> Recorded data
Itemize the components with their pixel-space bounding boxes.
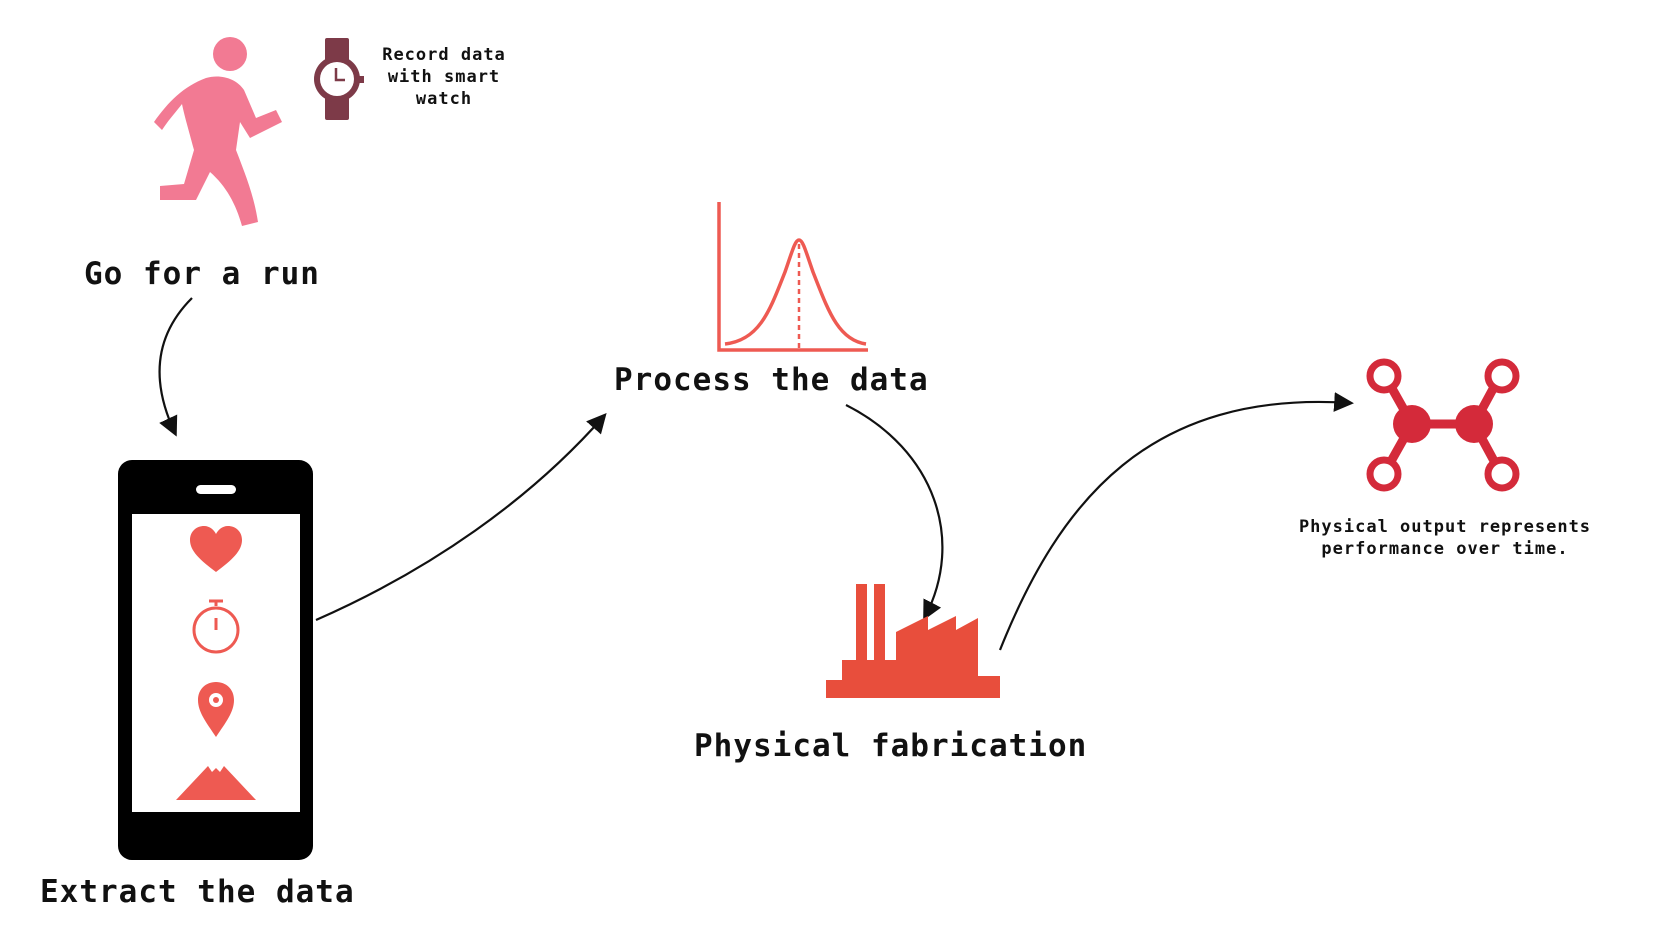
step-label-run: Go for a run: [84, 256, 320, 292]
arrow-fabrication-to-output: [998, 392, 1354, 651]
step-label-fabrication: Physical fabrication: [694, 728, 1088, 764]
step-label-extract: Extract the data: [40, 874, 355, 910]
arrow-extract-to-process: [315, 413, 607, 622]
step-label-watch: Record data with smart watch: [382, 45, 506, 109]
arrow-process-to-fabrication: [845, 404, 944, 621]
heart-icon: [190, 526, 242, 572]
arrow-run-to-extract: [158, 297, 193, 437]
location-pin-icon: [198, 682, 234, 737]
step-label-output: Physical output represents performance o…: [1298, 517, 1592, 559]
mountain-icon: [176, 766, 256, 800]
stopwatch-icon: [192, 599, 240, 654]
step-label-process: Process the data: [614, 362, 929, 398]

> What is required
Express every line of the material above as a JSON list of strings, with one string per line and blank lines omitted. Leave the picture out.

> Finished answer
[
  "Itemize the components with their pixel-space bounding boxes.",
  "step-label-run: Go for a run: [84, 256, 320, 292]",
  "arrow-fabrication-to-output: [998, 392, 1354, 651]",
  "step-label-fabrication: Physical fabrication: [694, 728, 1088, 764]",
  "step-label-extract: Extract the data: [40, 874, 355, 910]",
  "arrow-extract-to-process: [315, 413, 607, 622]",
  "step-label-watch: Record data with smart watch: [382, 45, 506, 109]",
  "arrow-process-to-fabrication: [845, 404, 944, 621]",
  "heart-icon: [190, 526, 242, 572]",
  "arrow-run-to-extract: [158, 297, 193, 437]",
  "location-pin-icon: [198, 682, 234, 737]",
  "step-label-output: Physical output represents performance o…: [1298, 517, 1592, 559]",
  "mountain-icon: [176, 766, 256, 800]",
  "stopwatch-icon: [192, 599, 240, 654]",
  "step-label-process: Process the data: [614, 362, 929, 398]"
]